Given exercise:
Your task is to restate the data word for word.

Task data:
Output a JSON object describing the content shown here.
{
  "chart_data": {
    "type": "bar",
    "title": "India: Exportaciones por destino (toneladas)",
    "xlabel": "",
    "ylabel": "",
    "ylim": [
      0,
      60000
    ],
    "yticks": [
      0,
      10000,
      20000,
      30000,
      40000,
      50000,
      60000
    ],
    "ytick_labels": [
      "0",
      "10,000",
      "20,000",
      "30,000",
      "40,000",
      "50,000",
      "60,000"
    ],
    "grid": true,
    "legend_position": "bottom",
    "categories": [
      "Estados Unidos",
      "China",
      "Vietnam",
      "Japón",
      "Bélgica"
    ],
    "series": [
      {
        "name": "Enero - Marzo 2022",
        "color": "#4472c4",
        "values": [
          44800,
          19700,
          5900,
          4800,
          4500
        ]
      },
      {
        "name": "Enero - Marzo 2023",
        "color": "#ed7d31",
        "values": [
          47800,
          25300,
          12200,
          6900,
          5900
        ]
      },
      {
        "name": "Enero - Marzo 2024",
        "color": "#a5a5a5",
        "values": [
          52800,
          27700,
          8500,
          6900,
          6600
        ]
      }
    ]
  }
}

Finished answer:
Output a JSON object describing the content shown here.
{
  "chart_data": {
    "type": "bar",
    "title": "India: Exportaciones por destino (toneladas)",
    "xlabel": "",
    "ylabel": "",
    "ylim": [
      0,
      60000
    ],
    "yticks": [
      0,
      10000,
      20000,
      30000,
      40000,
      50000,
      60000
    ],
    "ytick_labels": [
      "0",
      "10,000",
      "20,000",
      "30,000",
      "40,000",
      "50,000",
      "60,000"
    ],
    "grid": true,
    "legend_position": "bottom",
    "categories": [
      "Estados Unidos",
      "China",
      "Vietnam",
      "Japón",
      "Bélgica"
    ],
    "series": [
      {
        "name": "Enero - Marzo 2022",
        "color": "#4472c4",
        "values": [
          44800,
          19700,
          5900,
          4800,
          4500
        ]
      },
      {
        "name": "Enero - Marzo 2023",
        "color": "#ed7d31",
        "values": [
          47800,
          25300,
          12200,
          6900,
          5900
        ]
      },
      {
        "name": "Enero - Marzo 2024",
        "color": "#a5a5a5",
        "values": [
          52800,
          27700,
          8500,
          6900,
          6600
        ]
      }
    ]
  }
}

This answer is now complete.